• **Directive**:
Copy each line of the records that contains the word "this".

• **Records for processing**:

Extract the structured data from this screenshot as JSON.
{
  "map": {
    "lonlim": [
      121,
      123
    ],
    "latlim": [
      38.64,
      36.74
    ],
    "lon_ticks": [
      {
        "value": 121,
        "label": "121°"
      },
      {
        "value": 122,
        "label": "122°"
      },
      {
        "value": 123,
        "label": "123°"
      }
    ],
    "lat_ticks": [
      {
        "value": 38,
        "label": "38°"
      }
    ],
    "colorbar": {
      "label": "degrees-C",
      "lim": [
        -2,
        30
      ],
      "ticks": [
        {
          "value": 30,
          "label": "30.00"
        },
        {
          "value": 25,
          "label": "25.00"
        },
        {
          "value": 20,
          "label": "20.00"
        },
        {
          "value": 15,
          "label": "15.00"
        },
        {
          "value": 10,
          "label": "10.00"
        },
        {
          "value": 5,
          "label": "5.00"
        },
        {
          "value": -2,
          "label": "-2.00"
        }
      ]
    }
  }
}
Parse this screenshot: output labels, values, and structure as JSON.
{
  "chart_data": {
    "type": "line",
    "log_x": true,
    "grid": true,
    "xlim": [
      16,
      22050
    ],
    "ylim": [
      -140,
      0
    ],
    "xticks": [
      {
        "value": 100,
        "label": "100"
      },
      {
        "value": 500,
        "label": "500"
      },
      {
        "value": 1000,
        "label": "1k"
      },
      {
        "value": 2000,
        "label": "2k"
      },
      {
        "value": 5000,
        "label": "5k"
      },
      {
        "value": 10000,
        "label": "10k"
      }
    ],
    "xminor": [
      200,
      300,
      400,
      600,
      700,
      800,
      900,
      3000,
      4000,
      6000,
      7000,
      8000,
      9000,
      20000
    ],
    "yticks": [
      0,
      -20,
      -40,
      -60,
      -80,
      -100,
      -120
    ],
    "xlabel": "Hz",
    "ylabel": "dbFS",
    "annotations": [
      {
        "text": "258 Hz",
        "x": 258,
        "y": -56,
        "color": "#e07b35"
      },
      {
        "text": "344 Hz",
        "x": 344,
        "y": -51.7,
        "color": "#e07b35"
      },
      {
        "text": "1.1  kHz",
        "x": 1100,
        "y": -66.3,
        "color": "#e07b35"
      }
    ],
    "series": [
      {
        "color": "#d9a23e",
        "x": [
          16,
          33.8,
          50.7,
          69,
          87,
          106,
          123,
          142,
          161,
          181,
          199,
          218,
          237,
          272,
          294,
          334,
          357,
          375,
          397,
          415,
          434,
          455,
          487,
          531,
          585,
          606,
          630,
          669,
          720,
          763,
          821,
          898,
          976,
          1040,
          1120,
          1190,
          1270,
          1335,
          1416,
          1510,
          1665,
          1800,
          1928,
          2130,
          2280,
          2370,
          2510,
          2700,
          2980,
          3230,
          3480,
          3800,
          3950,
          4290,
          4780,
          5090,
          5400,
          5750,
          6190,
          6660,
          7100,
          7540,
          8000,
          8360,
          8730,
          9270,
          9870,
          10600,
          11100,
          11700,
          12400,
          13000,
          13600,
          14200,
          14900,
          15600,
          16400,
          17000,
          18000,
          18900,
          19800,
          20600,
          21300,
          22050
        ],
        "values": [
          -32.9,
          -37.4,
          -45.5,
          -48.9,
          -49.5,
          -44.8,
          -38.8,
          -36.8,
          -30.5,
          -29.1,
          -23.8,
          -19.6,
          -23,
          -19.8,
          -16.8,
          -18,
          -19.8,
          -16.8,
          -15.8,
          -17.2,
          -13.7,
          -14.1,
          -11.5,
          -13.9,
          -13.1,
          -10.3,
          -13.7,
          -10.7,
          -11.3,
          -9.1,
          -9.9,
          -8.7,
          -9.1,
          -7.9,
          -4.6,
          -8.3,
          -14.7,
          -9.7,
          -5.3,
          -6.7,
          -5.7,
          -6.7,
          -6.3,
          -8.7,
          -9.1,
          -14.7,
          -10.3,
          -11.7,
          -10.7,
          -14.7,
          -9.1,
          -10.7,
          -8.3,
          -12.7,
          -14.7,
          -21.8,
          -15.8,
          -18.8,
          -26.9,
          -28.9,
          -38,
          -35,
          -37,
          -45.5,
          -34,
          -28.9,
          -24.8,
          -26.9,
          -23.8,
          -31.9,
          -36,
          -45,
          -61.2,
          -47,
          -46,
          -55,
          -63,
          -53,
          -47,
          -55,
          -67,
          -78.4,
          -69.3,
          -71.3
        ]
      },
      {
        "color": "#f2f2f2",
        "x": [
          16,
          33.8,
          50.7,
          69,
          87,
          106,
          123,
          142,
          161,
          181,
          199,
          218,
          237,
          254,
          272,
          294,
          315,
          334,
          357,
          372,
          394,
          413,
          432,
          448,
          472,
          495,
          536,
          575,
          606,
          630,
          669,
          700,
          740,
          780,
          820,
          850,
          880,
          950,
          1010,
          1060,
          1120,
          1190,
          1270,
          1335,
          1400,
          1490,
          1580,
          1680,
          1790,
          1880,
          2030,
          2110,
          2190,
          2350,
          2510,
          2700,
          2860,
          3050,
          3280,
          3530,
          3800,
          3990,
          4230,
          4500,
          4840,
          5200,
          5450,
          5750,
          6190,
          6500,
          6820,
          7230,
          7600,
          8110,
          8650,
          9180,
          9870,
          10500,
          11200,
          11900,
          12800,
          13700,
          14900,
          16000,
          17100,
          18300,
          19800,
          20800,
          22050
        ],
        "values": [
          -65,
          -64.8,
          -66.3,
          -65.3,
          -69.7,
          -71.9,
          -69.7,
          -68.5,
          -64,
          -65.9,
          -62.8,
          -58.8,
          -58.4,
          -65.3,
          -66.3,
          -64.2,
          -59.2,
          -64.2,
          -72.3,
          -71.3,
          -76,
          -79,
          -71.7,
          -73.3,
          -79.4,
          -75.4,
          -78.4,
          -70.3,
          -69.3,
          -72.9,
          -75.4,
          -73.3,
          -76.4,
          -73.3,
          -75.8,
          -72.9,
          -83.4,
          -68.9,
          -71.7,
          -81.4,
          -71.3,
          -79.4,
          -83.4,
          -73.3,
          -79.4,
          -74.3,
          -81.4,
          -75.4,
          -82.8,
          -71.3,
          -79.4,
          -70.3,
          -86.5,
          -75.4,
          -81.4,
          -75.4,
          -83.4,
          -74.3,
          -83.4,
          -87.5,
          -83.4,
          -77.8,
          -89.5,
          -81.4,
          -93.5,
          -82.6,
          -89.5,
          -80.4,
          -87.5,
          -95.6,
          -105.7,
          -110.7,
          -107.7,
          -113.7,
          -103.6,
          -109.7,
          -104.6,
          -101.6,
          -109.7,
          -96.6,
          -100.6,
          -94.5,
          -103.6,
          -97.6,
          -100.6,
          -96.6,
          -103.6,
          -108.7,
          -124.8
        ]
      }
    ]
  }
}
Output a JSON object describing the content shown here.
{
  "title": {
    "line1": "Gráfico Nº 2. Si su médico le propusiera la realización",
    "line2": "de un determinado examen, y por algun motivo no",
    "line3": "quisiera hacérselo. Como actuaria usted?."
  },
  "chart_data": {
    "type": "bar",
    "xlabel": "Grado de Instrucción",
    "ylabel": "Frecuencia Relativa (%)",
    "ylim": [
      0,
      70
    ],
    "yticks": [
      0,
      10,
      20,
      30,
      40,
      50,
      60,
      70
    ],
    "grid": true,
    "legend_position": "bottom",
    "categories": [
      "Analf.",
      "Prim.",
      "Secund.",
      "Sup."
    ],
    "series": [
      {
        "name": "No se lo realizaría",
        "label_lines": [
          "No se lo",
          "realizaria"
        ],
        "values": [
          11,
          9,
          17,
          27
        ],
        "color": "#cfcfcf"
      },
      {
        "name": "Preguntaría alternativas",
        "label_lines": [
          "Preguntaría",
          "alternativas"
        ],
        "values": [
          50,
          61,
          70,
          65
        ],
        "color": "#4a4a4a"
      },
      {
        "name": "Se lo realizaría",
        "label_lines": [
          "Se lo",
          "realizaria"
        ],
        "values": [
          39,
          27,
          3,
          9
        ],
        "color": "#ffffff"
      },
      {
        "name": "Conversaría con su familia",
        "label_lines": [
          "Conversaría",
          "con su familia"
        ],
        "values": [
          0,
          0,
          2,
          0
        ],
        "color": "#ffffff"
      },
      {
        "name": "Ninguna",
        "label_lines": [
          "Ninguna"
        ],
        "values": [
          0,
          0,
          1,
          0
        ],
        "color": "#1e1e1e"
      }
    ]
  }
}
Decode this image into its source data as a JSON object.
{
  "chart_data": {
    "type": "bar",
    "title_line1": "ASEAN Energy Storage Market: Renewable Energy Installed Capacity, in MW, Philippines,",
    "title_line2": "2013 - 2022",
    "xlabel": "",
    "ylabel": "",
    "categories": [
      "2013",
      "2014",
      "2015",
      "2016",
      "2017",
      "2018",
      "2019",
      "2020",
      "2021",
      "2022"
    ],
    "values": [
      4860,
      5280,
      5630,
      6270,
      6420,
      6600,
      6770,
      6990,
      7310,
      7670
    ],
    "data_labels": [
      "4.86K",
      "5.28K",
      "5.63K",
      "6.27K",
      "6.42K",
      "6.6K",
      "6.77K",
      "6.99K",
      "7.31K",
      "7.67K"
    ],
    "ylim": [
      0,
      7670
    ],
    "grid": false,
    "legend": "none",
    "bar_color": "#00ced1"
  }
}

• **Finished task**:
Extract the structured data from this screenshot as JSON.
Parse this screenshot: output labels, values, and structure as JSON.
Decode this image into its source data as a JSON object.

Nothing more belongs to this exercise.